EXERCISE PROMPT: Copy out every line containing the word "title".

━━━━━━━━━━

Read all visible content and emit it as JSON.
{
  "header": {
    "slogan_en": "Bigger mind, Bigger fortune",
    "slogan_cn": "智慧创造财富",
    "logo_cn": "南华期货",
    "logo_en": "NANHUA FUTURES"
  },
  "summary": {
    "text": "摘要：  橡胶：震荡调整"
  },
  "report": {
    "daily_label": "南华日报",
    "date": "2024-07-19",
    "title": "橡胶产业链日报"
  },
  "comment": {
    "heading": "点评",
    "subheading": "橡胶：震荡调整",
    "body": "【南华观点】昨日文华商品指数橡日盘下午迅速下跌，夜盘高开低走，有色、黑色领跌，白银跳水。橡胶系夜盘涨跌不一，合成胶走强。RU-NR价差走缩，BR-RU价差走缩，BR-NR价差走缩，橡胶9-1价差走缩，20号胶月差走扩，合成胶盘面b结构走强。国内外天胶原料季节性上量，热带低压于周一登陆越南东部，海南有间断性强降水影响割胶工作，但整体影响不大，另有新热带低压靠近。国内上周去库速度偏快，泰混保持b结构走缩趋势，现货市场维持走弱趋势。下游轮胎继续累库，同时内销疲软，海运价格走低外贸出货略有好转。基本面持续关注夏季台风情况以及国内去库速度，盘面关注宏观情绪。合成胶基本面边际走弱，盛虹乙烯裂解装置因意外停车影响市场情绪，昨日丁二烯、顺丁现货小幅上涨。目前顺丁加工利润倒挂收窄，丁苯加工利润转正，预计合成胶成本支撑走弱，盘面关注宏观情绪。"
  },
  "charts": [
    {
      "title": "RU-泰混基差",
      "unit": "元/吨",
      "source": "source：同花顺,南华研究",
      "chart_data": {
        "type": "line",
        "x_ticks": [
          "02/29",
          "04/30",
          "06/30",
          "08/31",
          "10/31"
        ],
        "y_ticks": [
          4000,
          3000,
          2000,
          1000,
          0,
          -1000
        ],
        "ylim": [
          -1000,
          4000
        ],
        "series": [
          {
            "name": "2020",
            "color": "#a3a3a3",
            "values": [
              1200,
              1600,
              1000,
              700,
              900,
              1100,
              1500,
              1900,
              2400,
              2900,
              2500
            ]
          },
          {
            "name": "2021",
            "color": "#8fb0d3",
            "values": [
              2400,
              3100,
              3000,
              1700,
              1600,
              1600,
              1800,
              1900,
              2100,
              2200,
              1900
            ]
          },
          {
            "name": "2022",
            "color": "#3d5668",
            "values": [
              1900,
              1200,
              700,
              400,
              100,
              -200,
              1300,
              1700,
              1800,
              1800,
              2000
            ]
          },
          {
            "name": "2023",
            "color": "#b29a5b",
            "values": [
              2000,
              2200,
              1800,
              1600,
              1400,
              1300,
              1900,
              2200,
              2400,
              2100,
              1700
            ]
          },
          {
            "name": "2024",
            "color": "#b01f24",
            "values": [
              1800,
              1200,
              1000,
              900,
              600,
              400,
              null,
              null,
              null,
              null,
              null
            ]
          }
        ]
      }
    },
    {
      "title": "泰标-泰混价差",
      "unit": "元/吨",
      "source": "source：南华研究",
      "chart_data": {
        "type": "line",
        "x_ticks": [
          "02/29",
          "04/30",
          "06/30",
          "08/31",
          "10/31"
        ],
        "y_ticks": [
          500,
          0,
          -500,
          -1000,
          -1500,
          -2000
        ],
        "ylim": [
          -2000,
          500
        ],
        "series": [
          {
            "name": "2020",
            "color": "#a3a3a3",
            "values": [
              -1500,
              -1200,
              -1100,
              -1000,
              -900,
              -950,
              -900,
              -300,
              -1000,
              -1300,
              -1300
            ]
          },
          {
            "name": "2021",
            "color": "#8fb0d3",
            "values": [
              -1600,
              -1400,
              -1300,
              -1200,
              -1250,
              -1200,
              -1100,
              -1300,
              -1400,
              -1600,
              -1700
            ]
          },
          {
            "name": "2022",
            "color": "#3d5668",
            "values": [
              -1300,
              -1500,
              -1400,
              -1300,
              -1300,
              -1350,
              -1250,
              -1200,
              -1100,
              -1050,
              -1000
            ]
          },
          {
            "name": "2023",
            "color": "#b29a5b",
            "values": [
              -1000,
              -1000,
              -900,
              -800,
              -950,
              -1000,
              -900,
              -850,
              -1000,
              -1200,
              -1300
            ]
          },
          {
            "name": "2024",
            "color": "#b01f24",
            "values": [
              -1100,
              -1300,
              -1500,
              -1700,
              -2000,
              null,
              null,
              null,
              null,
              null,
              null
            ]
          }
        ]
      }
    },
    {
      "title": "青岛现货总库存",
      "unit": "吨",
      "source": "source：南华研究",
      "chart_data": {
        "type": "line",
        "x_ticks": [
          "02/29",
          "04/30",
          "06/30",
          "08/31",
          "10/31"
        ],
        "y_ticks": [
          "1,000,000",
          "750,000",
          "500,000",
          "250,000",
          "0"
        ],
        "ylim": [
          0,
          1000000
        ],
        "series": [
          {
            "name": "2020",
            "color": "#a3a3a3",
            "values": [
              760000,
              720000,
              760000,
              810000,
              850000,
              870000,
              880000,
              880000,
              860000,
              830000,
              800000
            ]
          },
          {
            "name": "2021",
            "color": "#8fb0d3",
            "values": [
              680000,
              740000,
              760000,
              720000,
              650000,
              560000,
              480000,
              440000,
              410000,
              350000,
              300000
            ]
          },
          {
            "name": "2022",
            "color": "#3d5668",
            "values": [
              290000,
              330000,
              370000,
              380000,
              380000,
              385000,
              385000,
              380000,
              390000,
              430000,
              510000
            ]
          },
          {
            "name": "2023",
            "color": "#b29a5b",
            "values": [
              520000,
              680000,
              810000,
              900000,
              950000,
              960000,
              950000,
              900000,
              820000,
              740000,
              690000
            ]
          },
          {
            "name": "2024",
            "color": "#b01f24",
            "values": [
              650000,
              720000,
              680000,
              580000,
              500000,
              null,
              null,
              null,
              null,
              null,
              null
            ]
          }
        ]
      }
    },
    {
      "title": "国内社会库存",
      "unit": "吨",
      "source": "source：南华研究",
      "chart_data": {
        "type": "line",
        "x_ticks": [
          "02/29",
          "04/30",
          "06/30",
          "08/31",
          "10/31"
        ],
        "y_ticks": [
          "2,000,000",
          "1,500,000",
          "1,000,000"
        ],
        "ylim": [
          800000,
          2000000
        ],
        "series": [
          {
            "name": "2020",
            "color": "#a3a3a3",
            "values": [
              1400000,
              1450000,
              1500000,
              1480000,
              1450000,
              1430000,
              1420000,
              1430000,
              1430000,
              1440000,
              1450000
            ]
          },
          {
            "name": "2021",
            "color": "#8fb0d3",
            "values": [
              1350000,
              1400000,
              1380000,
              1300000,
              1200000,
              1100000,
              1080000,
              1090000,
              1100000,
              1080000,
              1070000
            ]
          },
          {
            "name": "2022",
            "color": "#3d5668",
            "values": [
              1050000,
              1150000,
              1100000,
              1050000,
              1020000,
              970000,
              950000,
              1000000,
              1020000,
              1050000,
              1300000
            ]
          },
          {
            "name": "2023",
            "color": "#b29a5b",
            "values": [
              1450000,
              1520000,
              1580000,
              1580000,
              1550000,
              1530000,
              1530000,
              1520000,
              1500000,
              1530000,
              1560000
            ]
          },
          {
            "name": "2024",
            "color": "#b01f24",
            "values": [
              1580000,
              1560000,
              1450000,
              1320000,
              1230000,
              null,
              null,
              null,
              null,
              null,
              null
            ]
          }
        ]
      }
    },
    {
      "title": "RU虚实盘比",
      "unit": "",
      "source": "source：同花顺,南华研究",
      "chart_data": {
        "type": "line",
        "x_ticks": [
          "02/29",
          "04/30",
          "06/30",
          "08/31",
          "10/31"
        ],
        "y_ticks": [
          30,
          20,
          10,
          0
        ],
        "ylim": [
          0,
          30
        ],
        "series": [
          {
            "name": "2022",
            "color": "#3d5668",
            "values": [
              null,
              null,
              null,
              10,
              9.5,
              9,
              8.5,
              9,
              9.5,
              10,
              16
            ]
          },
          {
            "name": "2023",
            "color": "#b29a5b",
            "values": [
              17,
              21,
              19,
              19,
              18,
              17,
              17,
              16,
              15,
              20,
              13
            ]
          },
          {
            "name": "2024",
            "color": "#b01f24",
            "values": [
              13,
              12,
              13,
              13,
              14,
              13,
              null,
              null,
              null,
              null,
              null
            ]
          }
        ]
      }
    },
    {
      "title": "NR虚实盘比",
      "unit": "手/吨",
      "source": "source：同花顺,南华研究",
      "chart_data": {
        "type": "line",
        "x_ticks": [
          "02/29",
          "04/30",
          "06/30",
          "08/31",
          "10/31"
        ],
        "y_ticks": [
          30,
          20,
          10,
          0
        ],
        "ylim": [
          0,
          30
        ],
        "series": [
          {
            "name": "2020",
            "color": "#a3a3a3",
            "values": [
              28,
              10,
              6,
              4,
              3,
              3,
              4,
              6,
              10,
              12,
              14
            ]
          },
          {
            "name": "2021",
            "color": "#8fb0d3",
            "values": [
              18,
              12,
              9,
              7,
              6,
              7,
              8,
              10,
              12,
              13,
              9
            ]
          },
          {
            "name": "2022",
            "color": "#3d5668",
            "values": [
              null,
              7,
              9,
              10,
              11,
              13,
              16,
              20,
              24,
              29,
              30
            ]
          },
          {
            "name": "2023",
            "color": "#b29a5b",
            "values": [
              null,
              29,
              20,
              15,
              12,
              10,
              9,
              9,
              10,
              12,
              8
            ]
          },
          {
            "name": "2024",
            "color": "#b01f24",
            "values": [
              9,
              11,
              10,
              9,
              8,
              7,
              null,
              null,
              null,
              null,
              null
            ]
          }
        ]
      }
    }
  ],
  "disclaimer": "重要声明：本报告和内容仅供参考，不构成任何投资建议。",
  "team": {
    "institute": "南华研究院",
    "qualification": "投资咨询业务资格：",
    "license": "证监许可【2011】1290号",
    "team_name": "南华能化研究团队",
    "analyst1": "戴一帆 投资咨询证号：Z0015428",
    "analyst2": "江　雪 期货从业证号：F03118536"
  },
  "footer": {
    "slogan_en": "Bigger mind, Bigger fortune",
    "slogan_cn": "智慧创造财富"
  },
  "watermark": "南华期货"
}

━━━━━━━━━━

RESPONSE TO THIS TASK:
    "title": "橡胶产业链日报"
      "title": "RU-泰混基差",
      "title": "泰标-泰混价差",
      "title": "青岛现货总库存",
      "title": "国内社会库存",
      "title": "RU虚实盘比",
      "title": "NR虚实盘比",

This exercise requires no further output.